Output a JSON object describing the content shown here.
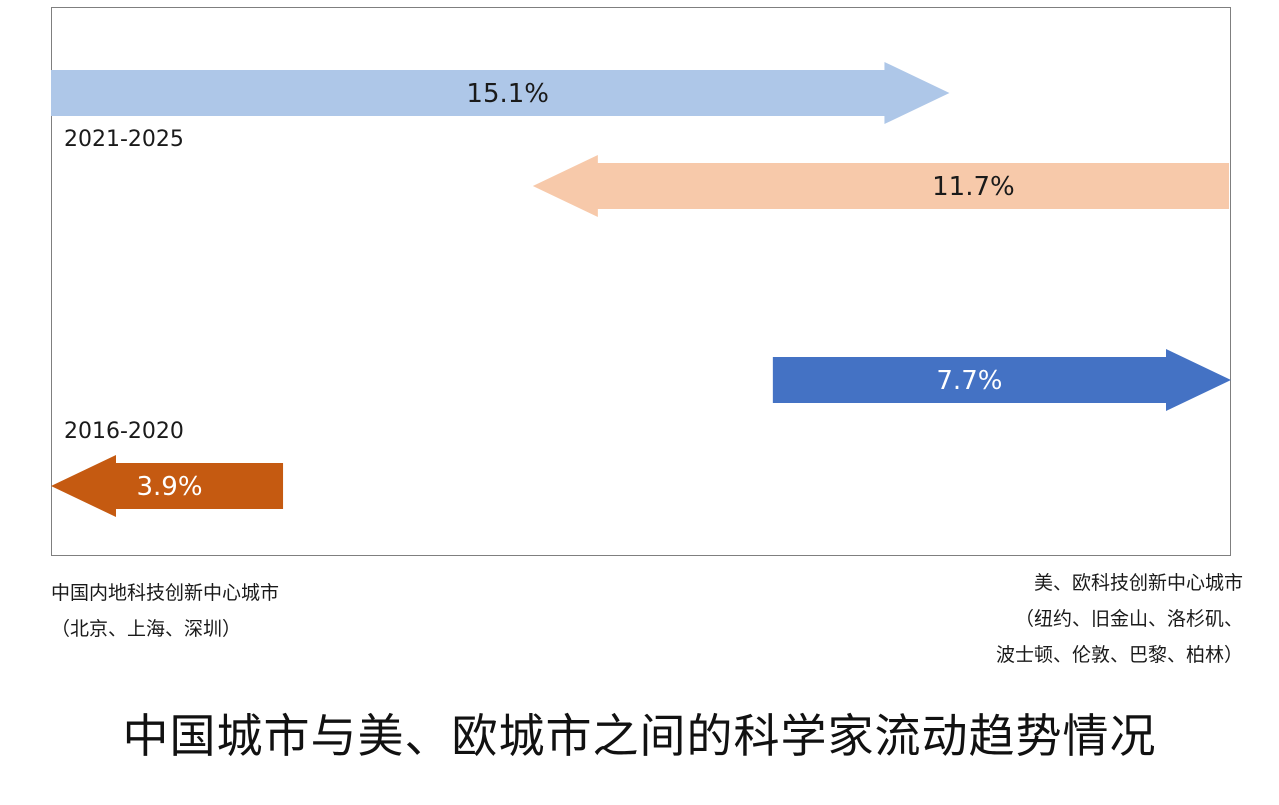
{
  "chart_data": {
    "type": "bar",
    "title": "中国城市与美、欧城市之间的科学家流动趋势情况",
    "periods": [
      "2021-2025",
      "2016-2020"
    ],
    "endpoints": {
      "left": [
        "中国内地科技创新中心城市",
        "（北京、上海、深圳）"
      ],
      "right": [
        "美、欧科技创新中心城市",
        "（纽约、旧金山、洛杉矶、",
        "波士顿、伦敦、巴黎、柏林）"
      ]
    },
    "series": [
      {
        "period": "2021-2025",
        "direction": "right",
        "value": 15.1,
        "label": "15.1%",
        "color": "#aec7e8",
        "text_color": "#1a1a1a"
      },
      {
        "period": "2021-2025",
        "direction": "left",
        "value": 11.7,
        "label": "11.7%",
        "color": "#f7c9aa",
        "text_color": "#1a1a1a"
      },
      {
        "period": "2016-2020",
        "direction": "right",
        "value": 7.7,
        "label": "7.7%",
        "color": "#4472c4",
        "text_color": "#ffffff"
      },
      {
        "period": "2016-2020",
        "direction": "left",
        "value": 3.9,
        "label": "3.9%",
        "color": "#c55a11",
        "text_color": "#ffffff"
      }
    ]
  }
}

▶ [PROMPT] Reproduce the material above verbatim; omit every picture.

▶ [SOLUTION]
Output a JSON object describing the content shown here.
{
  "chart_data": {
    "type": "bar",
    "title": "中国城市与美、欧城市之间的科学家流动趋势情况",
    "periods": [
      "2021-2025",
      "2016-2020"
    ],
    "endpoints": {
      "left": [
        "中国内地科技创新中心城市",
        "（北京、上海、深圳）"
      ],
      "right": [
        "美、欧科技创新中心城市",
        "（纽约、旧金山、洛杉矶、",
        "波士顿、伦敦、巴黎、柏林）"
      ]
    },
    "series": [
      {
        "period": "2021-2025",
        "direction": "right",
        "value": 15.1,
        "label": "15.1%",
        "color": "#aec7e8",
        "text_color": "#1a1a1a"
      },
      {
        "period": "2021-2025",
        "direction": "left",
        "value": 11.7,
        "label": "11.7%",
        "color": "#f7c9aa",
        "text_color": "#1a1a1a"
      },
      {
        "period": "2016-2020",
        "direction": "right",
        "value": 7.7,
        "label": "7.7%",
        "color": "#4472c4",
        "text_color": "#ffffff"
      },
      {
        "period": "2016-2020",
        "direction": "left",
        "value": 3.9,
        "label": "3.9%",
        "color": "#c55a11",
        "text_color": "#ffffff"
      }
    ]
  }
}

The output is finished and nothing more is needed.